◆ TASK INSTRUCTIONS
From the records, pick out and copy each line containing "JSON".

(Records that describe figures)
++++++++
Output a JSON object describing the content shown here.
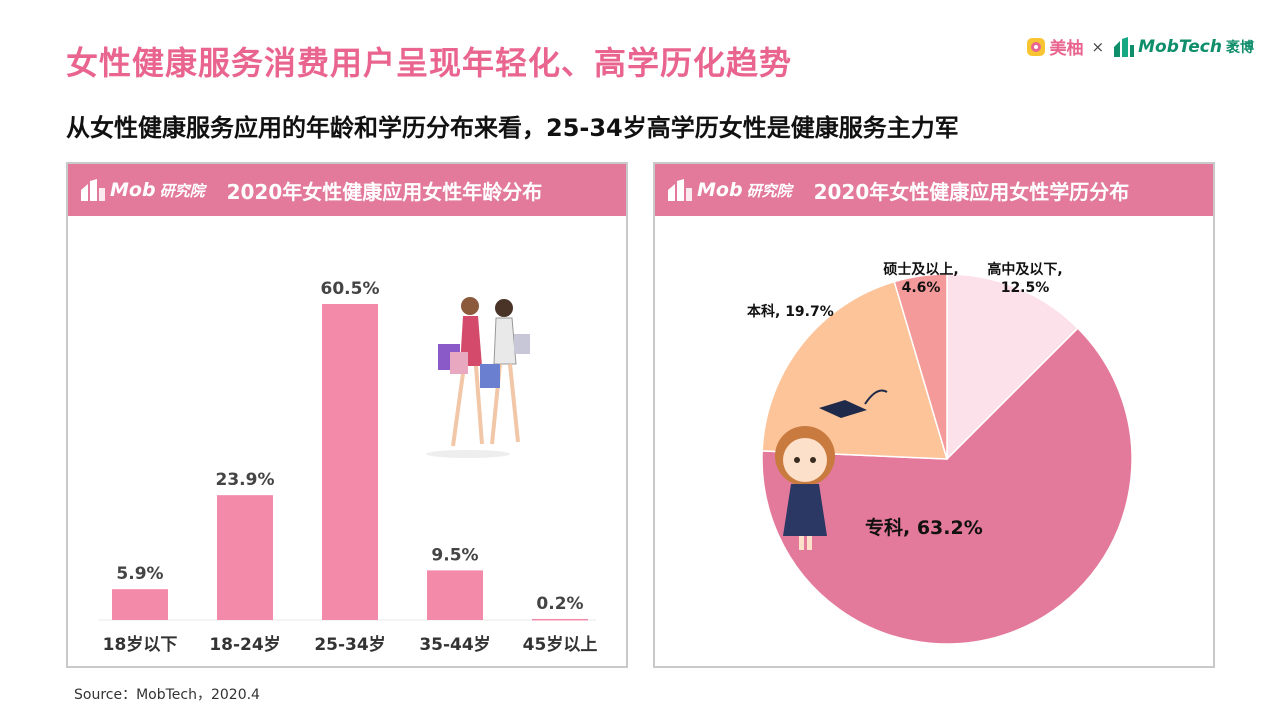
{
  "header": {
    "title": "女性健康服务消费用户呈现年轻化、高学历化趋势",
    "subtitle": "从女性健康服务应用的年龄和学历分布来看，25-34岁高学历女性是健康服务主力军",
    "logo_meiyou": "美柚",
    "logo_separator": "×",
    "logo_mobtech": "MobTech",
    "logo_mobtech_cn": "袤博"
  },
  "left_panel": {
    "badge": "Mob",
    "badge_cn": "研究院",
    "title": "2020年女性健康应用女性年龄分布"
  },
  "right_panel": {
    "badge": "Mob",
    "badge_cn": "研究院",
    "title": "2020年女性健康应用女性学历分布"
  },
  "source": "Source：MobTech，2020.4",
  "colors": {
    "accent": "#e9658f",
    "header_band": "#e37a9c",
    "bar": "#f48aa9"
  },
  "chart_data": [
    {
      "type": "bar",
      "title": "2020年女性健康应用女性年龄分布",
      "categories": [
        "18岁以下",
        "18-24岁",
        "25-34岁",
        "35-44岁",
        "45岁以上"
      ],
      "values": [
        5.9,
        23.9,
        60.5,
        9.5,
        0.2
      ],
      "value_labels": [
        "5.9%",
        "23.9%",
        "60.5%",
        "9.5%",
        "0.2%"
      ],
      "ylim": [
        0,
        65
      ],
      "grid": false,
      "color": "#f48aa9"
    },
    {
      "type": "pie",
      "title": "2020年女性健康应用女性学历分布",
      "slices": [
        {
          "label": "高中及以下",
          "value": 12.5,
          "text": "12.5%",
          "color": "#fce0ea"
        },
        {
          "label": "专科",
          "value": 63.2,
          "text": "63.2%",
          "color": "#e47a9b"
        },
        {
          "label": "本科",
          "value": 19.7,
          "text": "19.7%",
          "color": "#fcc498"
        },
        {
          "label": "硕士及以上",
          "value": 4.6,
          "text": "4.6%",
          "color": "#f59a9b"
        }
      ]
    }
  ]
}
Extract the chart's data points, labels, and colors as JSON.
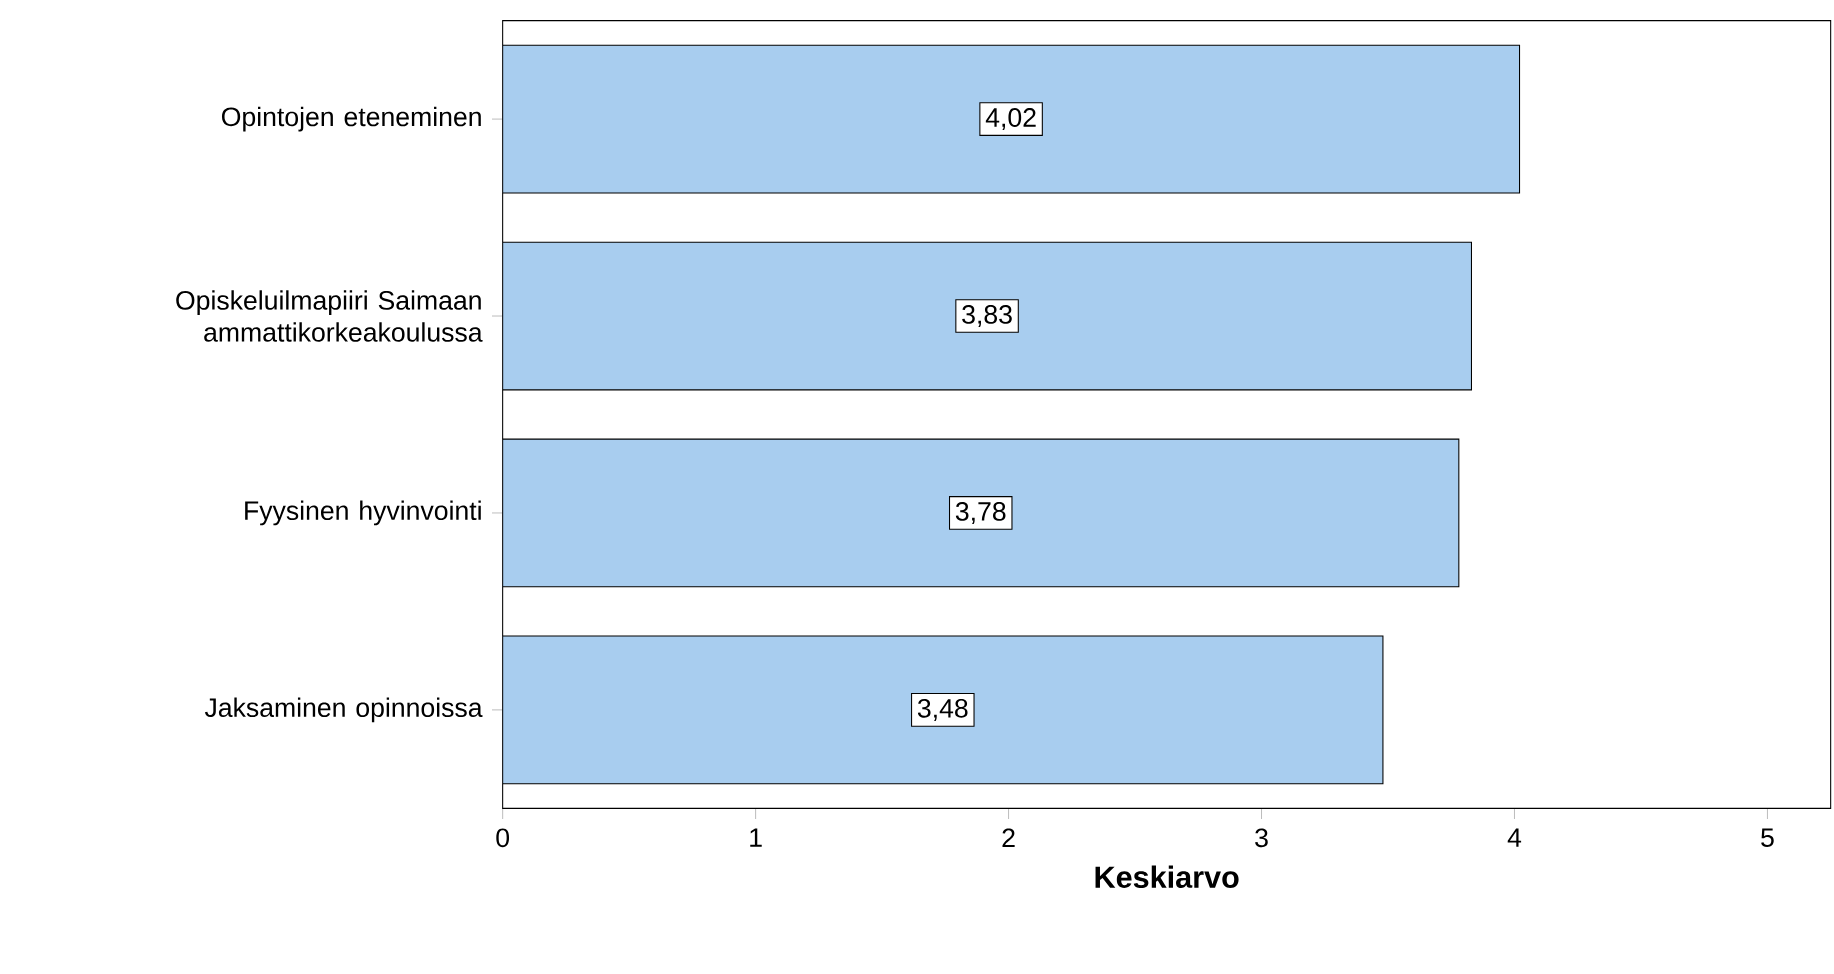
{
  "chart_data": {
    "type": "bar",
    "orientation": "horizontal",
    "xlabel": "Keskiarvo",
    "categories": [
      "Opintojen eteneminen",
      "Opiskeluilmapiiri Saimaan ammattikorkeakoulussa",
      "Fyysinen hyvinvointi",
      "Jaksaminen opinnoissa"
    ],
    "values": [
      4.02,
      3.83,
      3.78,
      3.48
    ],
    "value_labels": [
      "4,02",
      "3,83",
      "3,78",
      "3,48"
    ],
    "color": "#a8cdef",
    "xlim": [
      0,
      5.25
    ],
    "xticks": [
      0,
      1,
      2,
      3,
      4,
      5
    ]
  }
}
++++++++
◆ THE COMPLETED TASK
Output a JSON object describing the content shown here.
Extract the chart's data points, labels, and colors as JSON.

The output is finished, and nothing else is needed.